• _TASK BRIEF_
Tally the lines containing the word "Surface" and give the total alone.

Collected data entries
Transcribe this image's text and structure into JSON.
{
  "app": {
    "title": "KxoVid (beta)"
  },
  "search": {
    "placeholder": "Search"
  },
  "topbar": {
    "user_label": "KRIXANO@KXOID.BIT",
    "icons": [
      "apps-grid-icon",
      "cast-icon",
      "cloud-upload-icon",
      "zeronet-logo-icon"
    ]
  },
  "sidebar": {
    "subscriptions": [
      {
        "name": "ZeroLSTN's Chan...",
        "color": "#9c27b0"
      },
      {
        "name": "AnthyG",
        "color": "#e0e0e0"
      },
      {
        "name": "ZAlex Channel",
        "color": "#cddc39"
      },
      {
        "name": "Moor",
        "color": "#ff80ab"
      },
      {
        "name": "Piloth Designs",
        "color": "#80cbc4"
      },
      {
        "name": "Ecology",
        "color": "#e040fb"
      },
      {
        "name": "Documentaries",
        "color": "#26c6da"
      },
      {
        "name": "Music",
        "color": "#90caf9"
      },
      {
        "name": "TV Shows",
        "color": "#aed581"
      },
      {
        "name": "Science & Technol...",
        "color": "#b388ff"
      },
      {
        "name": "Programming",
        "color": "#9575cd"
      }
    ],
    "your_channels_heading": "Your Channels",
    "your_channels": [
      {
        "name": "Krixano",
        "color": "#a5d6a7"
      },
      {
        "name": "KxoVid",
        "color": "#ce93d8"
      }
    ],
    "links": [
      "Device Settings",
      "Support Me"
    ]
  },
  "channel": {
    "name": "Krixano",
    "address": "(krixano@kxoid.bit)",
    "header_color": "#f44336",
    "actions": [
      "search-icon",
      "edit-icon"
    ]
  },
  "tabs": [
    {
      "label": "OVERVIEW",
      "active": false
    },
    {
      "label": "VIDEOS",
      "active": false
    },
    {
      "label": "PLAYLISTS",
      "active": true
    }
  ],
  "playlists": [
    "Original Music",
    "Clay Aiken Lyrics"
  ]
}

* * *

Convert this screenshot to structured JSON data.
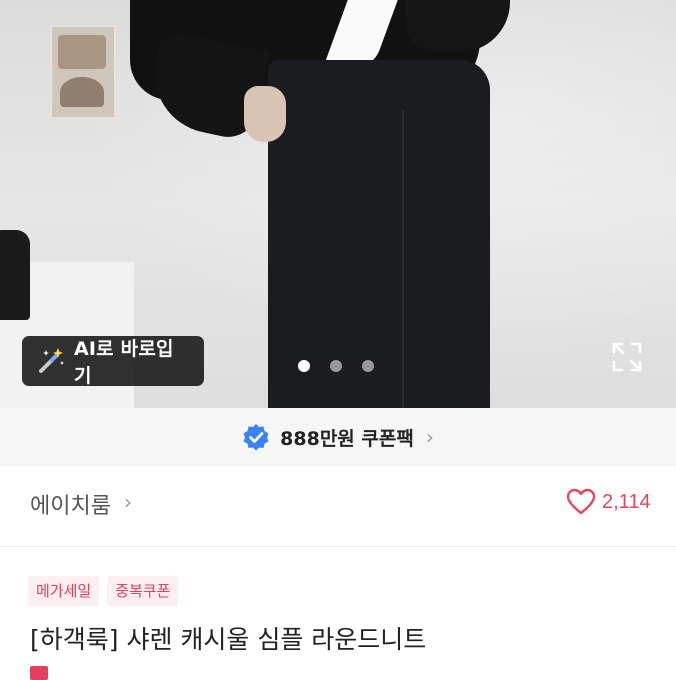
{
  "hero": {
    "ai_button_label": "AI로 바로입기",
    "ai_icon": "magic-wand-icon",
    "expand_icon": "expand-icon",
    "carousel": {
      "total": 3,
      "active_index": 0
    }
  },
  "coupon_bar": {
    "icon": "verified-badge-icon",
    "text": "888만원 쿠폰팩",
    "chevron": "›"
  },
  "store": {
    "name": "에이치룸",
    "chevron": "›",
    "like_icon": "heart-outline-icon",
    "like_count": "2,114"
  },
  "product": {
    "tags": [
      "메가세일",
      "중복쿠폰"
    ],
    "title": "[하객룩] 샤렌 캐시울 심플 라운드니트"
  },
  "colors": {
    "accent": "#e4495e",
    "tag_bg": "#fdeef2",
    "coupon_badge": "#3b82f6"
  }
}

...

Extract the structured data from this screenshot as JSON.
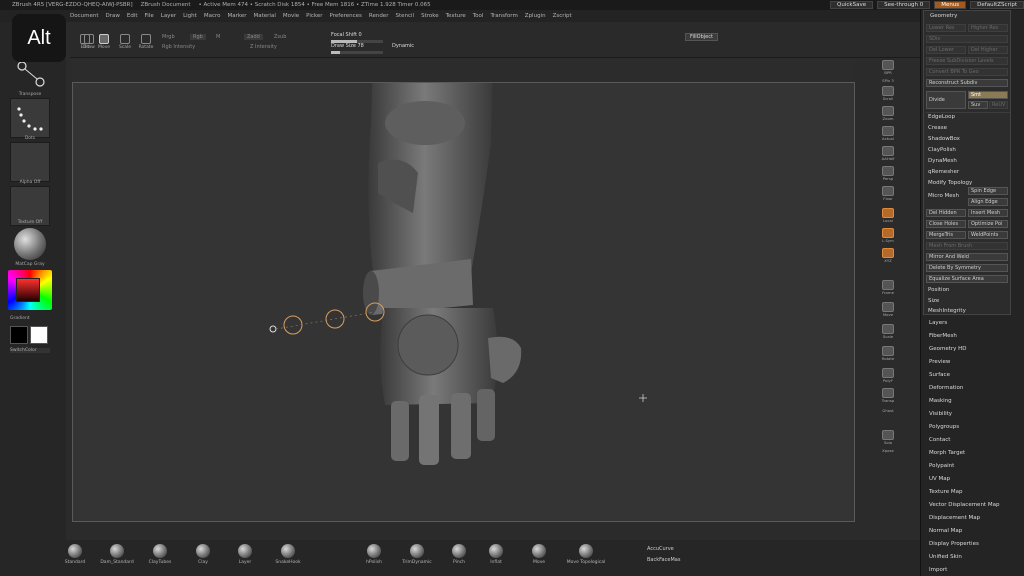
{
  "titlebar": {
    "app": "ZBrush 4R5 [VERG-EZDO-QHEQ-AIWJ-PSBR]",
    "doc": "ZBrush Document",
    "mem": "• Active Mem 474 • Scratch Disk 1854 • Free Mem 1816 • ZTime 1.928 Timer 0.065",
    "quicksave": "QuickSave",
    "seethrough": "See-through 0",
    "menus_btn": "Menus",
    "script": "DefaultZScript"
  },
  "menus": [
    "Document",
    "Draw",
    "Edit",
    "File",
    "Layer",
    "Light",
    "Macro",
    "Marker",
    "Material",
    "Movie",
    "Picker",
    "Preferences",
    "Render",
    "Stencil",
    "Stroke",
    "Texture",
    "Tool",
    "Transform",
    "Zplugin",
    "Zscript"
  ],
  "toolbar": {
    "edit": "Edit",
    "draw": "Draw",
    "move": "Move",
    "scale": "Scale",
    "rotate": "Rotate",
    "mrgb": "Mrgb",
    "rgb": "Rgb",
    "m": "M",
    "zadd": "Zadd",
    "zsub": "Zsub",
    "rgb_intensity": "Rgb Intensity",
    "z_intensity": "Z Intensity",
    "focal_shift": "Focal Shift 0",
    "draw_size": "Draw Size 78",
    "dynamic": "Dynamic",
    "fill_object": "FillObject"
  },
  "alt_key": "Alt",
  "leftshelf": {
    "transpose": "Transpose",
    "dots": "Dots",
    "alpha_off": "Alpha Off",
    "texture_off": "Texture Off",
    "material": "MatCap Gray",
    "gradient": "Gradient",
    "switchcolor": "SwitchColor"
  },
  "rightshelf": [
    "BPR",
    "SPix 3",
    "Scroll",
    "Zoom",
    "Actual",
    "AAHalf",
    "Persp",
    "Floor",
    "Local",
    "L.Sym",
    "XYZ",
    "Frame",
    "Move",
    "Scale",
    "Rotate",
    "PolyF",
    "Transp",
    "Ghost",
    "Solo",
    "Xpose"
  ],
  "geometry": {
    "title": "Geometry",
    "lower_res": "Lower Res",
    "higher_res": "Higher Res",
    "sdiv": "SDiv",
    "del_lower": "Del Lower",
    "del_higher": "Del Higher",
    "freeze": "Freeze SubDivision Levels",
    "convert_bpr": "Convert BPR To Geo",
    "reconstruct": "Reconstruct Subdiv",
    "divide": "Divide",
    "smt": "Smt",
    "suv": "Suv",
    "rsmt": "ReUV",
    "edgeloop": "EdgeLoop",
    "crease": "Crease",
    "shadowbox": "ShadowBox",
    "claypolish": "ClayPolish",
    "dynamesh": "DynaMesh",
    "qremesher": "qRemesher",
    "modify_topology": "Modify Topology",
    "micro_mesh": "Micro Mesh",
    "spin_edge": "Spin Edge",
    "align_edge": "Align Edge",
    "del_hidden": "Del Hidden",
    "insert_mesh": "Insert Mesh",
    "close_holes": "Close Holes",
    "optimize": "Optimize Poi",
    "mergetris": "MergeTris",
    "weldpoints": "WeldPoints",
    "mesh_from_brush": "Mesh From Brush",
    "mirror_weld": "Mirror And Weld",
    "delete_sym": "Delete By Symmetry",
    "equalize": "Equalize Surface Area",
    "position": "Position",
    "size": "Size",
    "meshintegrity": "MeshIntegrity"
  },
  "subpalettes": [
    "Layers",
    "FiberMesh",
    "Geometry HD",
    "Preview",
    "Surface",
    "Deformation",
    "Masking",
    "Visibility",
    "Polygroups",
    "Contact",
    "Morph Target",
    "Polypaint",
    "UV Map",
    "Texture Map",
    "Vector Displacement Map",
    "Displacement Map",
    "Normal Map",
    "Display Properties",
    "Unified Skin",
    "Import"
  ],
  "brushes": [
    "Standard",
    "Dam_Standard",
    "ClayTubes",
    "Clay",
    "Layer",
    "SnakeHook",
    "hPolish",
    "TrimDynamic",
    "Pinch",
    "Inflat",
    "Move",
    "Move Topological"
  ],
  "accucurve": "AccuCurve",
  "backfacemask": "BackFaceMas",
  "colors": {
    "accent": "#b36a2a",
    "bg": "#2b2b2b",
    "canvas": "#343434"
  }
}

• _RESULT OF THIS TASK_
2